* [What you will do]
Write out the listing beneath this instruction in its entirety, exactly as it reads.

* [Raw data]
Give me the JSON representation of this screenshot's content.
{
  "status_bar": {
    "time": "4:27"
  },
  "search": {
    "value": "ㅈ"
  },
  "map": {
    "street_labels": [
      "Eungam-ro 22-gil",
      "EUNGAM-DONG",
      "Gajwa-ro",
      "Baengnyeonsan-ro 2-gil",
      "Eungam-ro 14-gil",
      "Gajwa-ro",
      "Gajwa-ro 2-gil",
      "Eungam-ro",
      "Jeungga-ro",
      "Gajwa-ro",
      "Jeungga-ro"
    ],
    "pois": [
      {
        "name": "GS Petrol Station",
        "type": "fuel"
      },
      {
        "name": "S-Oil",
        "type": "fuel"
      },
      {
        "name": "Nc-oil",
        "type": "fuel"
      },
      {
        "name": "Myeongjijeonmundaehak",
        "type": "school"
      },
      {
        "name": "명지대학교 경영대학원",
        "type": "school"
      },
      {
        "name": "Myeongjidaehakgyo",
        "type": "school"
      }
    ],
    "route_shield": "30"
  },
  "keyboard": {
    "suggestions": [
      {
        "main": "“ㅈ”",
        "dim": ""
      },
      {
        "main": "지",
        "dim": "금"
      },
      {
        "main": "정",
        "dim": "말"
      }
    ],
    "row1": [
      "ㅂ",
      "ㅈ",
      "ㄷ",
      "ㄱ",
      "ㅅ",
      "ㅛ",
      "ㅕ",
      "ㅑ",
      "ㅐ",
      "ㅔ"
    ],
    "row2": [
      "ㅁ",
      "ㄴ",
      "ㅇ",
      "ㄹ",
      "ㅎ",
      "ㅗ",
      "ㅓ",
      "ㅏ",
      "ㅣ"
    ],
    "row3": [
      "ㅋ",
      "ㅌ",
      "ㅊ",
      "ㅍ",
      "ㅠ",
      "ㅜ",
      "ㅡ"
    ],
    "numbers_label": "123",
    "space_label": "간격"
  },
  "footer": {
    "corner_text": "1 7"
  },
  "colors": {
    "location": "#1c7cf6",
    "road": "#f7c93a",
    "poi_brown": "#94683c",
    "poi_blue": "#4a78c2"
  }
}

* [Task result]
Give me the JSON representation of this screenshot's content.
{
  "status_bar": {
    "time": "4:27"
  },
  "search": {
    "value": "ㅈ"
  },
  "map": {
    "street_labels": [
      "Eungam-ro 22-gil",
      "EUNGAM-DONG",
      "Gajwa-ro",
      "Baengnyeonsan-ro 2-gil",
      "Eungam-ro 14-gil",
      "Gajwa-ro",
      "Gajwa-ro 2-gil",
      "Eungam-ro",
      "Jeungga-ro",
      "Gajwa-ro",
      "Jeungga-ro"
    ],
    "pois": [
      {
        "name": "GS Petrol Station",
        "type": "fuel"
      },
      {
        "name": "S-Oil",
        "type": "fuel"
      },
      {
        "name": "Nc-oil",
        "type": "fuel"
      },
      {
        "name": "Myeongjijeonmundaehak",
        "type": "school"
      },
      {
        "name": "명지대학교 경영대학원",
        "type": "school"
      },
      {
        "name": "Myeongjidaehakgyo",
        "type": "school"
      }
    ],
    "route_shield": "30"
  },
  "keyboard": {
    "suggestions": [
      {
        "main": "“ㅈ”",
        "dim": ""
      },
      {
        "main": "지",
        "dim": "금"
      },
      {
        "main": "정",
        "dim": "말"
      }
    ],
    "row1": [
      "ㅂ",
      "ㅈ",
      "ㄷ",
      "ㄱ",
      "ㅅ",
      "ㅛ",
      "ㅕ",
      "ㅑ",
      "ㅐ",
      "ㅔ"
    ],
    "row2": [
      "ㅁ",
      "ㄴ",
      "ㅇ",
      "ㄹ",
      "ㅎ",
      "ㅗ",
      "ㅓ",
      "ㅏ",
      "ㅣ"
    ],
    "row3": [
      "ㅋ",
      "ㅌ",
      "ㅊ",
      "ㅍ",
      "ㅠ",
      "ㅜ",
      "ㅡ"
    ],
    "numbers_label": "123",
    "space_label": "간격"
  },
  "footer": {
    "corner_text": "1 7"
  },
  "colors": {
    "location": "#1c7cf6",
    "road": "#f7c93a",
    "poi_brown": "#94683c",
    "poi_blue": "#4a78c2"
  }
}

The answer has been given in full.